**DESCRIPTION OF THE TASK**
Reproduce each line that includes the word "worden".

Saved data entries
────
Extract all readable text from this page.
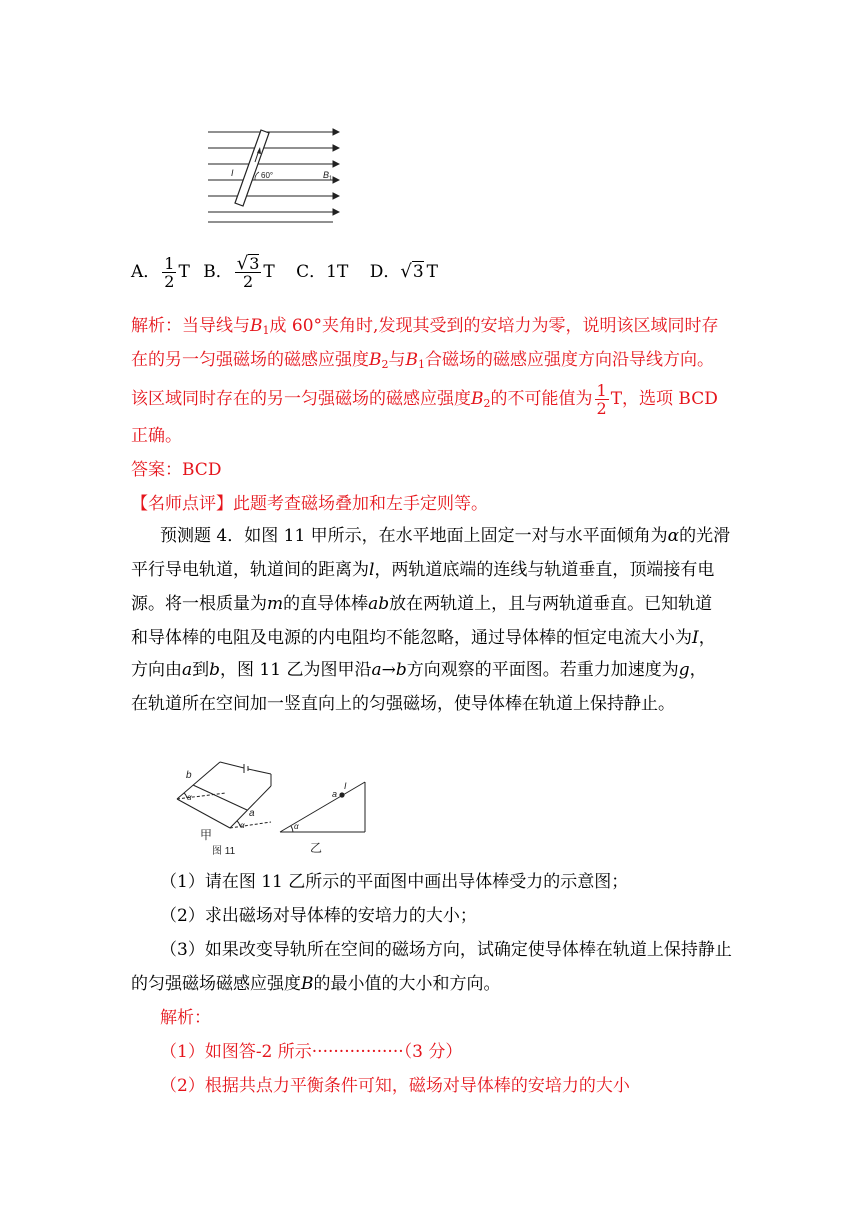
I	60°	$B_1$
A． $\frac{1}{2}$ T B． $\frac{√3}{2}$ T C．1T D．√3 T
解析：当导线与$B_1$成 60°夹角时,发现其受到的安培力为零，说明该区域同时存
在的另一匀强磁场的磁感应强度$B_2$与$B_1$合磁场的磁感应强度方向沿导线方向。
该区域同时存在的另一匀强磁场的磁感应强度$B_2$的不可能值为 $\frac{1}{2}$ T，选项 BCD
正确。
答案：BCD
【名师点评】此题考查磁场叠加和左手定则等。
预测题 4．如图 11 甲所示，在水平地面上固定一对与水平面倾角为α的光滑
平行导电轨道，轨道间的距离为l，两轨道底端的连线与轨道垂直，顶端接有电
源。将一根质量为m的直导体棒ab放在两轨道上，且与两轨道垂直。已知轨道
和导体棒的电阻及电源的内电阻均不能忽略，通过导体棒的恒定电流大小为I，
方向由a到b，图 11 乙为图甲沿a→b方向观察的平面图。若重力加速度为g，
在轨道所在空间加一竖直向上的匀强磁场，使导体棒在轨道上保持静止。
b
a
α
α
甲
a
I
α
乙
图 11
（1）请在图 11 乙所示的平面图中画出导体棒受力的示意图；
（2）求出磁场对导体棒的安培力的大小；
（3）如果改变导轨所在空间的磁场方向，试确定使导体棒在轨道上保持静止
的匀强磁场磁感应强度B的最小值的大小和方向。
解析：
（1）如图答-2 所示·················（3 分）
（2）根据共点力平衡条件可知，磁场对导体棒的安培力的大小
────
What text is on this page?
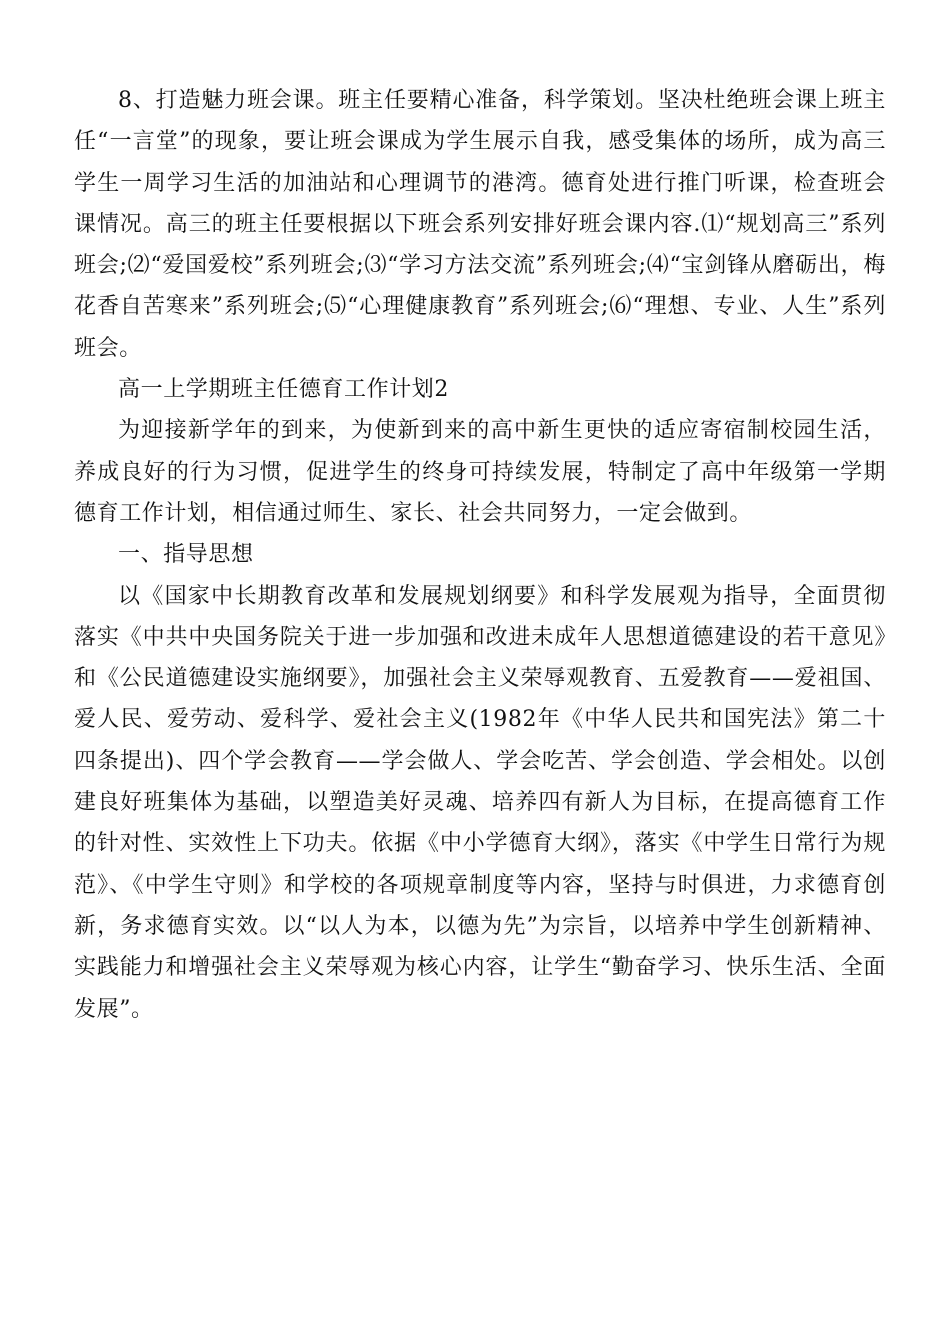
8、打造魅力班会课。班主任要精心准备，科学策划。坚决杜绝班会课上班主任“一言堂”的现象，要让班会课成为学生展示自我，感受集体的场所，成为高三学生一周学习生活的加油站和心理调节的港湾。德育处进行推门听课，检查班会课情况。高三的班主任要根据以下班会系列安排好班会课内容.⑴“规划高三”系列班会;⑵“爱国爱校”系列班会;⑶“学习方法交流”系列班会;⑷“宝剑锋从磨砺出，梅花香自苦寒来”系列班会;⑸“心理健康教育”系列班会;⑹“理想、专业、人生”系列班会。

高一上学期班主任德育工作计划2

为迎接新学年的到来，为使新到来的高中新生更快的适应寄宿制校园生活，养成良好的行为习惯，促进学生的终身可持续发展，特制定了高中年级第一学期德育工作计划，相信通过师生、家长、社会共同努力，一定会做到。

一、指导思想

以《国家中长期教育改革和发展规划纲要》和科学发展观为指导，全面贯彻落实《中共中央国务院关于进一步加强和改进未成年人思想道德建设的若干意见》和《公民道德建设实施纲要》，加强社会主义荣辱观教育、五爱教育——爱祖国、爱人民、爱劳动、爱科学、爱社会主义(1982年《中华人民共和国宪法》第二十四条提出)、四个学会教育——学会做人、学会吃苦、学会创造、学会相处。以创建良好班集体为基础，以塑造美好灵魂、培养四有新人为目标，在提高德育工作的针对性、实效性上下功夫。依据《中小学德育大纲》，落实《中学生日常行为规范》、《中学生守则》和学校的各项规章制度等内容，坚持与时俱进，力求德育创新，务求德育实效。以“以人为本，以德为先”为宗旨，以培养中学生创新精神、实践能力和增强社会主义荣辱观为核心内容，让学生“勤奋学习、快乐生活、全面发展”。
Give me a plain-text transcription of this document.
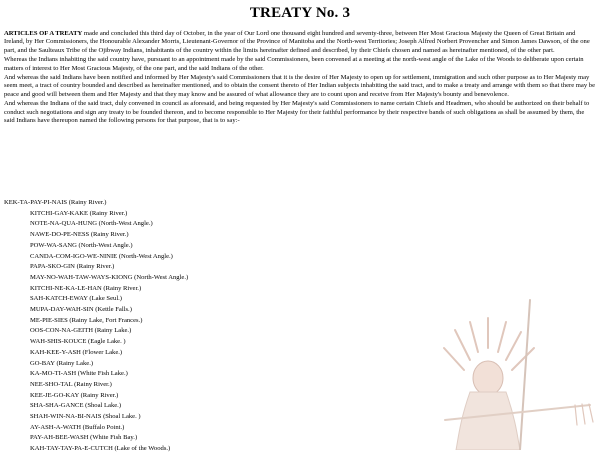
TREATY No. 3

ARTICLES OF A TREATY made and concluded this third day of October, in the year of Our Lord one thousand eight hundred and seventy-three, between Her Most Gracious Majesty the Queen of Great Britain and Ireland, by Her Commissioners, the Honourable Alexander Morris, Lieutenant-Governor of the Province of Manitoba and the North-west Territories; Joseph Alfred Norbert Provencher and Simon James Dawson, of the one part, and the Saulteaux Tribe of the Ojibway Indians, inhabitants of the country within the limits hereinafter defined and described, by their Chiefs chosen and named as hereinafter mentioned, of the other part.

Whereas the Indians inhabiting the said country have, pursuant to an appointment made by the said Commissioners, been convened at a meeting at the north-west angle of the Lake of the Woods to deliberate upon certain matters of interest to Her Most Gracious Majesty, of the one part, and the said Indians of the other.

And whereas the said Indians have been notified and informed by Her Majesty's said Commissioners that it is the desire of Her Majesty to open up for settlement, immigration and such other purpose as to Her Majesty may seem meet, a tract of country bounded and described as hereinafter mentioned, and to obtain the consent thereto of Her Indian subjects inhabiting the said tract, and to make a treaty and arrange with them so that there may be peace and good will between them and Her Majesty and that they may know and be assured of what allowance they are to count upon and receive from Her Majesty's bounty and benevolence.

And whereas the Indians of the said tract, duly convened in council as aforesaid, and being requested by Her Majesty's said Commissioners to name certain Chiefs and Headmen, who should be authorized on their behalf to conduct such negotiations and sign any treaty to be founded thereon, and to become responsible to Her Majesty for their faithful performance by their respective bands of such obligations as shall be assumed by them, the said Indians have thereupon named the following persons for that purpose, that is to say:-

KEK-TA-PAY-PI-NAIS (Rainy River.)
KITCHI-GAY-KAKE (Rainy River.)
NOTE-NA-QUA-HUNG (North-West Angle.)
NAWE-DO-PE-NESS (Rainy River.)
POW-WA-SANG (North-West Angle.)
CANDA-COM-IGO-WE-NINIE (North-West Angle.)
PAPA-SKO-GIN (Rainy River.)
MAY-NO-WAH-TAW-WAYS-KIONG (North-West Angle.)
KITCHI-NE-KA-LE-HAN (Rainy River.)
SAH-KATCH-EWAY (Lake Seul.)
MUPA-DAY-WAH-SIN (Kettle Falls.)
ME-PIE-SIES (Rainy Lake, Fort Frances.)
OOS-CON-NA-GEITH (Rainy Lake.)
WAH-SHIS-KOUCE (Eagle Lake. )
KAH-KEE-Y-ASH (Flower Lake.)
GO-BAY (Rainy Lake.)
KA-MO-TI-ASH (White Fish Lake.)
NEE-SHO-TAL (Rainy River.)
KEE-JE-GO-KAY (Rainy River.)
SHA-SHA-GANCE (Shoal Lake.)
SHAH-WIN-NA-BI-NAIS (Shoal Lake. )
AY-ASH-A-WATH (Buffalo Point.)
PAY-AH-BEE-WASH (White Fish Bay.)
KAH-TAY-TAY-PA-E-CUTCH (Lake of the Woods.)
────
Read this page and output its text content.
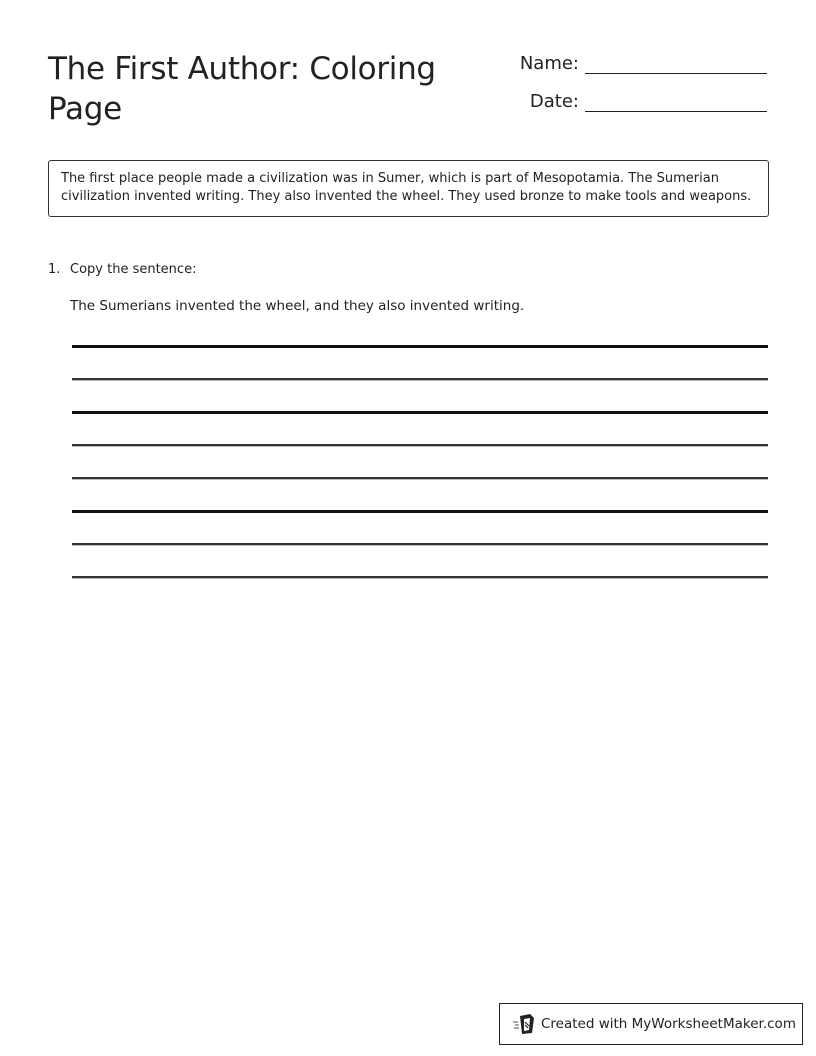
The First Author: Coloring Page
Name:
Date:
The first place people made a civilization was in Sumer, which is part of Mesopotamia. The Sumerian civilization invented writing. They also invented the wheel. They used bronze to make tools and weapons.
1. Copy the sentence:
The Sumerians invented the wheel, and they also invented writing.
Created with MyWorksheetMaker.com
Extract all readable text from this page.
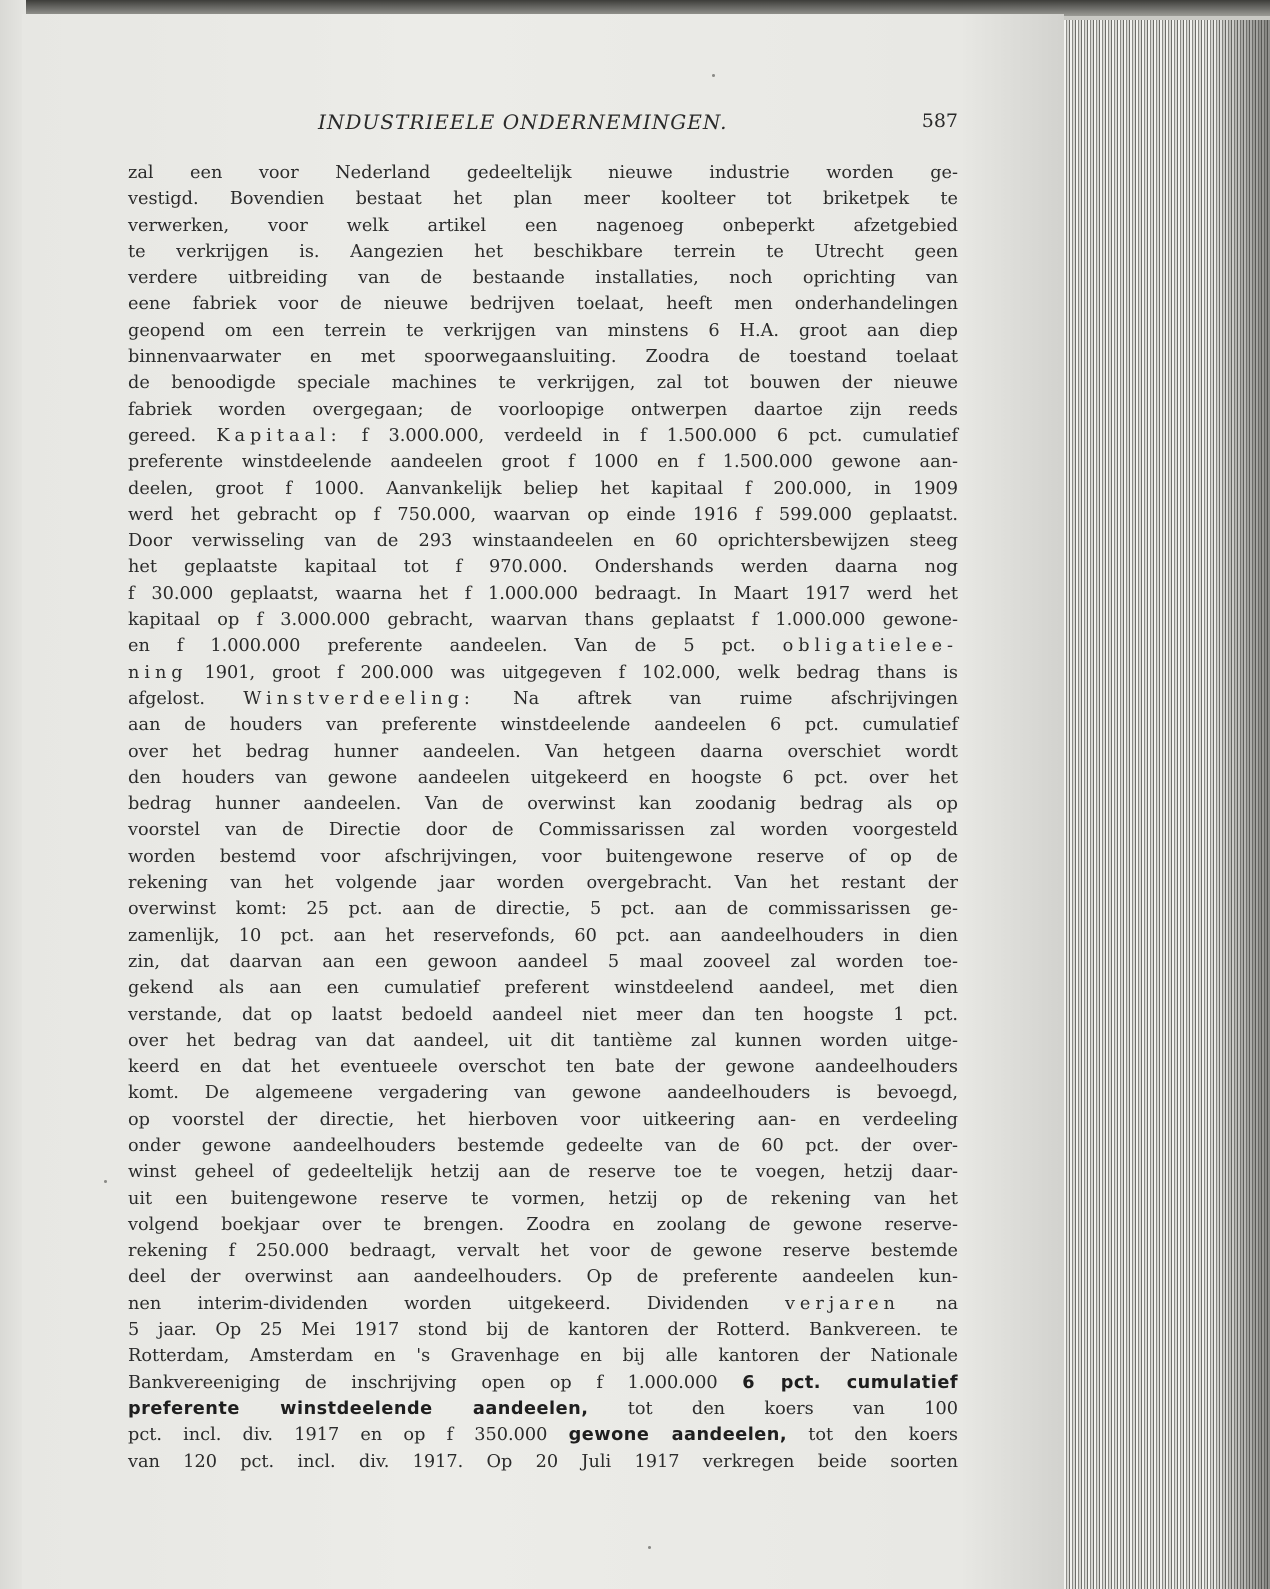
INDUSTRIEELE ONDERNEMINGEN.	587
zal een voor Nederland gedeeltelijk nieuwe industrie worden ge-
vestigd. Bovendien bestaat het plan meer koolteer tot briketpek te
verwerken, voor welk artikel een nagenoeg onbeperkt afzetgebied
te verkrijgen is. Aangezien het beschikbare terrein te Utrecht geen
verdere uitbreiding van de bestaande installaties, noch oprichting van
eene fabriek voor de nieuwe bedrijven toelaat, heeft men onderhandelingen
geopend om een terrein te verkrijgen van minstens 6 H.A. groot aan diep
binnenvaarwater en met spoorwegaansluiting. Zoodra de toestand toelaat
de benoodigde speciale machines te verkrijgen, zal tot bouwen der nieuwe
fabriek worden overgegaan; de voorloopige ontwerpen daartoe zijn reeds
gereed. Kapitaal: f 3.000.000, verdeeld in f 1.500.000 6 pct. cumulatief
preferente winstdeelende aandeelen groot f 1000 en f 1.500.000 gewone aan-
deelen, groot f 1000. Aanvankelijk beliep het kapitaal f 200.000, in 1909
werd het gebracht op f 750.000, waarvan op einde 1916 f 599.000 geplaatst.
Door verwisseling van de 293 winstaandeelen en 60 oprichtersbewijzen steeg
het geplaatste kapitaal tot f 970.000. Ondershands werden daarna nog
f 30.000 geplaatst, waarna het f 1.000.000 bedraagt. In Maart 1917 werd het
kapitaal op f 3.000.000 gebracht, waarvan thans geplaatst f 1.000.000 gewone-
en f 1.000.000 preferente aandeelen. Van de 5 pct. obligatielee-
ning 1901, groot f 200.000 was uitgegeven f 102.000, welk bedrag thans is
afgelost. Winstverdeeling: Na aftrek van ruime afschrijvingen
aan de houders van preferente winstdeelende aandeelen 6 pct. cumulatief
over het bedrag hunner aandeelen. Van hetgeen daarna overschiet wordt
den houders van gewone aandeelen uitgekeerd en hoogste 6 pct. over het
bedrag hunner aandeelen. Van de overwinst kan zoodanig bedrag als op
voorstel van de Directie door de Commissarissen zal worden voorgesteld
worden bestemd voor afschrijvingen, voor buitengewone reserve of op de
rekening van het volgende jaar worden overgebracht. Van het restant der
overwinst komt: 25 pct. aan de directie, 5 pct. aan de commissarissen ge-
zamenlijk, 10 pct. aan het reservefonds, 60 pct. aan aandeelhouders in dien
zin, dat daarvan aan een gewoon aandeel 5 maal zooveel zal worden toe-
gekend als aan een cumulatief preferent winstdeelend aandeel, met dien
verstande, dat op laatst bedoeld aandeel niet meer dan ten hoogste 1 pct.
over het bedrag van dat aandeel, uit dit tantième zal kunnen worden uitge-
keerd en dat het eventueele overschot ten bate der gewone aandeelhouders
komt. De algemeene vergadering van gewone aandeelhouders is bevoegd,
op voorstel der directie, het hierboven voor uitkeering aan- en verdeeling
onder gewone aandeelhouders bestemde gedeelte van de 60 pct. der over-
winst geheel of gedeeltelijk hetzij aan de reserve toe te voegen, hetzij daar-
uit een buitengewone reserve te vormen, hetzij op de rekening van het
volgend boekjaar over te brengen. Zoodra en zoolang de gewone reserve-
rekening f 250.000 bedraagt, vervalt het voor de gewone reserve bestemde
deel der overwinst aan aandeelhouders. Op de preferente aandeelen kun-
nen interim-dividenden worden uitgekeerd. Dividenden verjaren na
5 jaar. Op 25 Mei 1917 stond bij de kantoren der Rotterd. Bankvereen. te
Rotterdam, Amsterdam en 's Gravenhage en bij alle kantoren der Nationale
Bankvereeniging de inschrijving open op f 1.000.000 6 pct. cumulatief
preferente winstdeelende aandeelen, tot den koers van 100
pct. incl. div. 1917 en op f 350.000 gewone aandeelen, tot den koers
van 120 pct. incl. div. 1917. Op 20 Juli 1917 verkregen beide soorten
────
**TASK OUTPUT**
zal een voor Nederland gedeeltelijk nieuwe industrie worden ge-
fabriek worden overgegaan; de voorloopige ontwerpen daartoe zijn reeds
voorstel van de Directie door de Commissarissen zal worden voorgesteld
worden bestemd voor afschrijvingen, voor buitengewone reserve of op de
rekening van het volgende jaar worden overgebracht. Van het restant der
zin, dat daarvan aan een gewoon aandeel 5 maal zooveel zal worden toe-
over het bedrag van dat aandeel, uit dit tantième zal kunnen worden uitge-
nen interim-dividenden worden uitgekeerd. Dividenden verjaren na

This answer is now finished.